> **Trecho do documento**

Os seis tipos de PFAS testados revelaram resultados diferentes. O ácido perfluorooctanoico (PFOA), um composto que era muito utilizado em panelas antiaderentes, foi o mais impactante, alterou a expressão de quase 600 genes, enquanto nenhum outro composto modificou mais de 147. O PFOA, por exemplo, diminuiu a expressão de genes ligados ao crescimento sináptico e à função neural. As modificações ocorreram em vias biológicas relacionadas à sinalização de hipóxia, estresse oxidativo, síntese de proteínas e metabolismo de aminoácidos, processos essenciais para o funcionamento e desenvolvimento neuronal.
Conforme João Lindolfo Borges, endocrinologista e ex-presidente da Sociedade Brasileira de Endocrinologia e Metabologia (SBEM), estudar como o cérebro responde a esses desreguladores endócrinos é crucial. "As substâncias podem atravessar a barreira hematoencefálica e afetar processos neurofisiológicos, como desenvolvimento neural, inflamação e neurotransmissão", disse. "O estudo envolve toxicologia, genética e neurociência, exemplificando como abordagens multidisciplinares são essenciais para entender os impactos de substâncias químicas complexas, como os PFAS."
Os pesquisadores notaram ainda que 11 genes apresentaram uma resposta consistente aos seis compostos de PFAS testados, com alguns genes ficando muito desregulados, incluindo aqueles cruciais para a sobrevivência das células neuronais. Outros genes foram superexpressos. Para os cientistas, os achados abrem caminho para utilizar esses genes como marcadores no monitoramento da neurotoxicidade induzida pelos PFAS. Contudo, Atilla-Gokcumen ressalta que mais pesquisas são necessárias para entender como esses genes reagem a outros tipos de PFAS.
Conforme Renato Andrade Chaves, neurocirurgião especialista em cérebro e coluna, essas substâncias, que se acumulam no tecido cerebral causam inflamações crônicas e estresse oxidativo. "Esses efeitos podem contribuir para a neurodegeneração, afetando a memória, a cognição e o humor. Estudos mostram que uma exposição prolongada pode alterar os neurotransmissores e causar disfunções sinápticas."

> **Entradas extraídas**

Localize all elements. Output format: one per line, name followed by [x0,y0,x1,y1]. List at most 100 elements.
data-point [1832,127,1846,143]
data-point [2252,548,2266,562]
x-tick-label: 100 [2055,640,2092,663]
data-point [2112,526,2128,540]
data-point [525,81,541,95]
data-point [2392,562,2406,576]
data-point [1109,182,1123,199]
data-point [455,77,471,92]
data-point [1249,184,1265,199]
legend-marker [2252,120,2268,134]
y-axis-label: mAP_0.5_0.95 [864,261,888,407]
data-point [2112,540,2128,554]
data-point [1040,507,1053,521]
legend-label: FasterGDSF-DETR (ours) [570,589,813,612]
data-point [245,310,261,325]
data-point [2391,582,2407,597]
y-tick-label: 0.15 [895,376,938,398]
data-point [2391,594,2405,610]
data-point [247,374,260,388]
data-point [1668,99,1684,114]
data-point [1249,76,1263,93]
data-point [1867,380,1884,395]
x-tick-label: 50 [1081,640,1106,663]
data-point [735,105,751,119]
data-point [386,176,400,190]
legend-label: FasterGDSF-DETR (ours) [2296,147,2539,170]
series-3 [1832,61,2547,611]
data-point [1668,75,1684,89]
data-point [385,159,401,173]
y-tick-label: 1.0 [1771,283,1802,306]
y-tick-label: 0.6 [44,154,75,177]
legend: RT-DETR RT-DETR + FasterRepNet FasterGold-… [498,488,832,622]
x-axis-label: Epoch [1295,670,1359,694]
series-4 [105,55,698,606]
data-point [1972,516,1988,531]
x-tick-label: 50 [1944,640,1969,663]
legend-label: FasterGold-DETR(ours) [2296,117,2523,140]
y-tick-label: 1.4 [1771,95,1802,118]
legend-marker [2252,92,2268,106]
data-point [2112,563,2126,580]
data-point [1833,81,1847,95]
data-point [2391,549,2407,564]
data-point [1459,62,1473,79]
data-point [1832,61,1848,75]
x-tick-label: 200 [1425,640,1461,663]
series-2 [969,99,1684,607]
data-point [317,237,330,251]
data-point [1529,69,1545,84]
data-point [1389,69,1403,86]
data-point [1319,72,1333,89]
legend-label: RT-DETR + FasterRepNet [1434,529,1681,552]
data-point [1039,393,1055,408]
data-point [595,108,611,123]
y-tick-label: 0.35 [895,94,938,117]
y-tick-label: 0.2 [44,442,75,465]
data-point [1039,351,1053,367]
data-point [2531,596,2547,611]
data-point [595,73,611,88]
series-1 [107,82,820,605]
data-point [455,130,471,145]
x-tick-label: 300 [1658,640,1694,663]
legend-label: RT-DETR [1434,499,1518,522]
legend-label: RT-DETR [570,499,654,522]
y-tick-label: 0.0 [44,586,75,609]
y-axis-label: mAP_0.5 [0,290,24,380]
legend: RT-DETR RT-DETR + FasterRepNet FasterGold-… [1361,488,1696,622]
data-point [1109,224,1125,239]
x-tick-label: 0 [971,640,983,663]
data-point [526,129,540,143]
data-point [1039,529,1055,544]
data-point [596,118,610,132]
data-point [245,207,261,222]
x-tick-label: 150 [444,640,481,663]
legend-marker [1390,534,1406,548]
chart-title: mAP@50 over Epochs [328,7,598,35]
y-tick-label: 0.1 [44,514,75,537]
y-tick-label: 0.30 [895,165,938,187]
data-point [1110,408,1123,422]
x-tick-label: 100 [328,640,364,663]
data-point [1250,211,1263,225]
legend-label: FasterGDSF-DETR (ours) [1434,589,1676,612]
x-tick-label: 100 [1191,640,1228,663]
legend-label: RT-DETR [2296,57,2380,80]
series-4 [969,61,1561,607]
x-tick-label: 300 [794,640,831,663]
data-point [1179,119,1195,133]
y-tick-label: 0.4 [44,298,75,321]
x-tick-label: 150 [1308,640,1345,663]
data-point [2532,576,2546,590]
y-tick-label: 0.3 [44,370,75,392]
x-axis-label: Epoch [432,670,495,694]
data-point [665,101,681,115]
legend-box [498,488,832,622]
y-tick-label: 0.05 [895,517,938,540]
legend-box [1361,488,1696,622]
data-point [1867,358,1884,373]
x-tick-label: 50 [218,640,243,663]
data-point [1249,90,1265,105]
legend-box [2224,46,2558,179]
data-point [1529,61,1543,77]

> **Perguntas**
• A. Quais vias biológicas, segundo o texto sobre os PFAS e o cérebro, passaram por modificações? Liste todas.
• B. Escreva a próxima parte do texto sobre os PFAS e o cérebro, começando logo depois da última frase.

> **Respostas escritas**
• A.
- Sinalização de hipóxia
- Estresse oxidativo
- Síntese de proteínas
- Metabolismo de aminoácidos

• B.
Além disso, Chaves destaca que os PFAS podem interferir no desenvolvimento cerebral, impactando habilidades cognitivas em jovens e exacerbando doenças em idosos. "A longo prazo, pode aumentar a vulnerabilidade a condições como Alzheimer, Parkinson e depressão."
Outro estudo sobre substâncias químicas disruptoras endócrinas, como os bifenilos policlorados (PCBs), que também têm sido banidos ao redor do mundo, mas que ainda persistem no ambiente, indicam que a exposição precoce pode levar a problemas comportamentais. Conforme a pesquisa, publicada no Journal of the Endocrine Society, os PCBs são conhecidos por interferirem com o sistema endócrino, afetando desde a reprodução até o comportamento, sendo particularmente prejudiciais durante o período perinatal.
Esses produtos são encontrados em solo contaminado, sedimentos e em alguns peixes devido à contaminação ambiental. Conforme os estudos, as pessoas podem ser mais vulneráveis aos efeitos dessas substâncias entre o período de concepção e até um ano após o parto.
"Descobrimos que ratos expostos a PCBs durante o período perinatal podem ter alterações hormonais e de desenvolvimento", destacou Andrea Gore, cientista da Universidade do Texas em Austin, nos Estados Unidos. "Nosso estudo enfatiza e apoia pesquisas anteriores sobre como a exposição aos PCBs pode afetar os resultados neurocomportamentais."